### [Given task]
Transcribe all of the records precisely as they are presented.

Extracted records:
··········
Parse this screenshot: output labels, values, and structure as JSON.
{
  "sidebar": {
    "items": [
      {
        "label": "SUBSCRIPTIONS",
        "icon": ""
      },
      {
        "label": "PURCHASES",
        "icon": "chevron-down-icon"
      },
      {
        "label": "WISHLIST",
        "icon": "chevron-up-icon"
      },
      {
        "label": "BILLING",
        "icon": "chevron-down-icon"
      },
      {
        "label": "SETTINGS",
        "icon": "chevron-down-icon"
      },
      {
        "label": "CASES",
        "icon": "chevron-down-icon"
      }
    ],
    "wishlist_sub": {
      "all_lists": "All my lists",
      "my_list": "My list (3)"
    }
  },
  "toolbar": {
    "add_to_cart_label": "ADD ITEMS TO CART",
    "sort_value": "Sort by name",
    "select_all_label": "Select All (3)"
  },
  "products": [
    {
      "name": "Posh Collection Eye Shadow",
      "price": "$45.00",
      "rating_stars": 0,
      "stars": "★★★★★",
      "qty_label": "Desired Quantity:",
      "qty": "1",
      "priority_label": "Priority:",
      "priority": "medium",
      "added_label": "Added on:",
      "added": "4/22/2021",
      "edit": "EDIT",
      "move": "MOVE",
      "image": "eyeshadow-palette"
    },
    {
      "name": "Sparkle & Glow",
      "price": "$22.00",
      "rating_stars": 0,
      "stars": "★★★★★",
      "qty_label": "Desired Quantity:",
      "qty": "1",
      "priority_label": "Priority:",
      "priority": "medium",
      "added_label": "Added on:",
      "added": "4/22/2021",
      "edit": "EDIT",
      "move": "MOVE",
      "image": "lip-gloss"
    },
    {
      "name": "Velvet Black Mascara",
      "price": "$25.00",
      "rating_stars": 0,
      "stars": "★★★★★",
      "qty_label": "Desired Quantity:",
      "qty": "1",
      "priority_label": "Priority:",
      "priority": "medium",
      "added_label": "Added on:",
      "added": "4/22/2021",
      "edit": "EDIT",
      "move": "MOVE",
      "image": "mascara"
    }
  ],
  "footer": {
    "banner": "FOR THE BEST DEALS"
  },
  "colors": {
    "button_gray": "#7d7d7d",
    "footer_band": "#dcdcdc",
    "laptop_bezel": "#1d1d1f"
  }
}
··········
### [Expected answer]
Parse this screenshot: output labels, values, and structure as JSON.
{
  "sidebar": {
    "items": [
      {
        "label": "SUBSCRIPTIONS",
        "icon": ""
      },
      {
        "label": "PURCHASES",
        "icon": "chevron-down-icon"
      },
      {
        "label": "WISHLIST",
        "icon": "chevron-up-icon"
      },
      {
        "label": "BILLING",
        "icon": "chevron-down-icon"
      },
      {
        "label": "SETTINGS",
        "icon": "chevron-down-icon"
      },
      {
        "label": "CASES",
        "icon": "chevron-down-icon"
      }
    ],
    "wishlist_sub": {
      "all_lists": "All my lists",
      "my_list": "My list (3)"
    }
  },
  "toolbar": {
    "add_to_cart_label": "ADD ITEMS TO CART",
    "sort_value": "Sort by name",
    "select_all_label": "Select All (3)"
  },
  "products": [
    {
      "name": "Posh Collection Eye Shadow",
      "price": "$45.00",
      "rating_stars": 0,
      "stars": "★★★★★",
      "qty_label": "Desired Quantity:",
      "qty": "1",
      "priority_label": "Priority:",
      "priority": "medium",
      "added_label": "Added on:",
      "added": "4/22/2021",
      "edit": "EDIT",
      "move": "MOVE",
      "image": "eyeshadow-palette"
    },
    {
      "name": "Sparkle & Glow",
      "price": "$22.00",
      "rating_stars": 0,
      "stars": "★★★★★",
      "qty_label": "Desired Quantity:",
      "qty": "1",
      "priority_label": "Priority:",
      "priority": "medium",
      "added_label": "Added on:",
      "added": "4/22/2021",
      "edit": "EDIT",
      "move": "MOVE",
      "image": "lip-gloss"
    },
    {
      "name": "Velvet Black Mascara",
      "price": "$25.00",
      "rating_stars": 0,
      "stars": "★★★★★",
      "qty_label": "Desired Quantity:",
      "qty": "1",
      "priority_label": "Priority:",
      "priority": "medium",
      "added_label": "Added on:",
      "added": "4/22/2021",
      "edit": "EDIT",
      "move": "MOVE",
      "image": "mascara"
    }
  ],
  "footer": {
    "banner": "FOR THE BEST DEALS"
  },
  "colors": {
    "button_gray": "#7d7d7d",
    "footer_band": "#dcdcdc",
    "laptop_bezel": "#1d1d1f"
  }
}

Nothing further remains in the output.